(Layout region records)
## START

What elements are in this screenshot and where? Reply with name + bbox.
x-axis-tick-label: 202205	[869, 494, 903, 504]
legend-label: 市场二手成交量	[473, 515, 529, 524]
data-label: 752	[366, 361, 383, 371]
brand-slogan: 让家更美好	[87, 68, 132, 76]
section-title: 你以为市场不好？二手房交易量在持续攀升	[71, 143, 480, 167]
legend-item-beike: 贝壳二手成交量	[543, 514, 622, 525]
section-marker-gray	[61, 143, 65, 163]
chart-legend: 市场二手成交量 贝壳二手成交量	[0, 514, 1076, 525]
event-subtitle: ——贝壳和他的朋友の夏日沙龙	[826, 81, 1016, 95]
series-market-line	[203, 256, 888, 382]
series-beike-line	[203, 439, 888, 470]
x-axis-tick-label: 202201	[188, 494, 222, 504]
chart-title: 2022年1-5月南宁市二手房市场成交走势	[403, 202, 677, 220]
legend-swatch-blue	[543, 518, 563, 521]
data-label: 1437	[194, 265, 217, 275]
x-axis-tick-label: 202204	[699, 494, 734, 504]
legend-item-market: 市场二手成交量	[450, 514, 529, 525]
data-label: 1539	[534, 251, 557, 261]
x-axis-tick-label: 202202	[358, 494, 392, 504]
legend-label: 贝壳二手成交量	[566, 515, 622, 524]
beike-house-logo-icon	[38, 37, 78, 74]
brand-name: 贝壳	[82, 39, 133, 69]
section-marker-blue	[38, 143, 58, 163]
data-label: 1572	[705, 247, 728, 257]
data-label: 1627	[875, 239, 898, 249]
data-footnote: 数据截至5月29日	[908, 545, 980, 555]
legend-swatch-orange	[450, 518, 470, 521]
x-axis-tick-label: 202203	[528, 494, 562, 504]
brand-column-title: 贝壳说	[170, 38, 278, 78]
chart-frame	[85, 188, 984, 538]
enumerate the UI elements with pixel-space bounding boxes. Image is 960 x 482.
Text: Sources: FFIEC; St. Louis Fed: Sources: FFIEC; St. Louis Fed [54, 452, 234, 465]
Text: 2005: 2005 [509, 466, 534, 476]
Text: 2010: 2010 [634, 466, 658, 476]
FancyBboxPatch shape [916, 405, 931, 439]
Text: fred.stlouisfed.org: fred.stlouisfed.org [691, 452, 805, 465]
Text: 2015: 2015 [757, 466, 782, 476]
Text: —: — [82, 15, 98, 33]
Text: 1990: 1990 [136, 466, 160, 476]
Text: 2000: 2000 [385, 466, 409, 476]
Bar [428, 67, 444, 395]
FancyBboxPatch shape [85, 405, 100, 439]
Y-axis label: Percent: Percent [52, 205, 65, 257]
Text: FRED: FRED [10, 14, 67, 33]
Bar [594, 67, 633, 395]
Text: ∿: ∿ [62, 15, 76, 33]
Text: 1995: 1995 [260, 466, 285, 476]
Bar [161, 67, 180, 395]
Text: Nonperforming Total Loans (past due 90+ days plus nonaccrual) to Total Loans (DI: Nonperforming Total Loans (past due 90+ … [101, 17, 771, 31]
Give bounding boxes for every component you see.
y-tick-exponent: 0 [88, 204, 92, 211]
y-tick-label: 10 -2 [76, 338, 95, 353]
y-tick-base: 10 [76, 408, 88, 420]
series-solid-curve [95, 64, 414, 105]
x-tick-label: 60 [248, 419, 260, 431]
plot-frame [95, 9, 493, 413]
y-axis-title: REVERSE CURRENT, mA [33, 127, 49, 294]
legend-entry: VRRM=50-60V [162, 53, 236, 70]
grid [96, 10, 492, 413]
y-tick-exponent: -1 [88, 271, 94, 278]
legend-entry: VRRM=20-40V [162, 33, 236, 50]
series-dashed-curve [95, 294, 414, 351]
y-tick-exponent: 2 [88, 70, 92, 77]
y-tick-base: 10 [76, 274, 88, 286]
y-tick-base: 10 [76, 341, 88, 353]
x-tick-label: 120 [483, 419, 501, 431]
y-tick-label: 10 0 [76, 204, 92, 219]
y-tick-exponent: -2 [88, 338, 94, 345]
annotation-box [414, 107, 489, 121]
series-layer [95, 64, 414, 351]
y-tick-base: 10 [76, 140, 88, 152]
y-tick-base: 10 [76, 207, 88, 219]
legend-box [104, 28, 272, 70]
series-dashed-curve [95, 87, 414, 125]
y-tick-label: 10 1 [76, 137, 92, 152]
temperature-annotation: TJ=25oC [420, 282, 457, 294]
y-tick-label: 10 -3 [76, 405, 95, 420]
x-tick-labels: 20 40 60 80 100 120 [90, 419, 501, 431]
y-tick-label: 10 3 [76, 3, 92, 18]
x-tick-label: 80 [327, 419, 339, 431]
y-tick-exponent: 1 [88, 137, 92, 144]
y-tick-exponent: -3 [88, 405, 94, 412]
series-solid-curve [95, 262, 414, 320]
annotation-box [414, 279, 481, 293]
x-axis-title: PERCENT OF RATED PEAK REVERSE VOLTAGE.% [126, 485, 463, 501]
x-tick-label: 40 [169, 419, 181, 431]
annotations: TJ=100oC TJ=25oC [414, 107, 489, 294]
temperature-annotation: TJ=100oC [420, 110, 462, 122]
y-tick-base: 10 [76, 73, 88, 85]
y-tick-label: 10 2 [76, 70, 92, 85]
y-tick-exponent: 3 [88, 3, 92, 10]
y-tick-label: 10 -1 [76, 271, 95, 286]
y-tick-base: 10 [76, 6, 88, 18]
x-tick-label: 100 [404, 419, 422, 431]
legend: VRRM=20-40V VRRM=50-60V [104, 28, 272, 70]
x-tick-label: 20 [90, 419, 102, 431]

## END

PROMPT:
Quote the material from its first line through the line containing "38, 278, 78]", both included.

RESPONSE TO THIS TASK:
What elements are in this screenshot and where? Reply with name + bbox.
x-axis-tick-label: 202205	[869, 494, 903, 504]
legend-label: 市场二手成交量	[473, 515, 529, 524]
data-label: 752	[366, 361, 383, 371]
brand-slogan: 让家更美好	[87, 68, 132, 76]
section-title: 你以为市场不好？二手房交易量在持续攀升	[71, 143, 480, 167]
legend-item-beike: 贝壳二手成交量	[543, 514, 622, 525]
section-marker-gray	[61, 143, 65, 163]
chart-legend: 市场二手成交量 贝壳二手成交量	[0, 514, 1076, 525]
event-subtitle: ——贝壳和他的朋友の夏日沙龙	[826, 81, 1016, 95]
series-market-line	[203, 256, 888, 382]
series-beike-line	[203, 439, 888, 470]
x-axis-tick-label: 202201	[188, 494, 222, 504]
chart-title: 2022年1-5月南宁市二手房市场成交走势	[403, 202, 677, 220]
legend-swatch-blue	[543, 518, 563, 521]
data-label: 1437	[194, 265, 217, 275]
x-axis-tick-label: 202204	[699, 494, 734, 504]
legend-item-market: 市场二手成交量	[450, 514, 529, 525]
data-label: 1539	[534, 251, 557, 261]
x-axis-tick-label: 202202	[358, 494, 392, 504]
legend-label: 贝壳二手成交量	[566, 515, 622, 524]
beike-house-logo-icon	[38, 37, 78, 74]
brand-name: 贝壳	[82, 39, 133, 69]
section-marker-blue	[38, 143, 58, 163]
data-label: 1572	[705, 247, 728, 257]
data-label: 1627	[875, 239, 898, 249]
data-footnote: 数据截至5月29日	[908, 545, 980, 555]
legend-swatch-orange	[450, 518, 470, 521]
x-axis-tick-label: 202203	[528, 494, 562, 504]
brand-column-title: 贝壳说	[170, 38, 278, 78]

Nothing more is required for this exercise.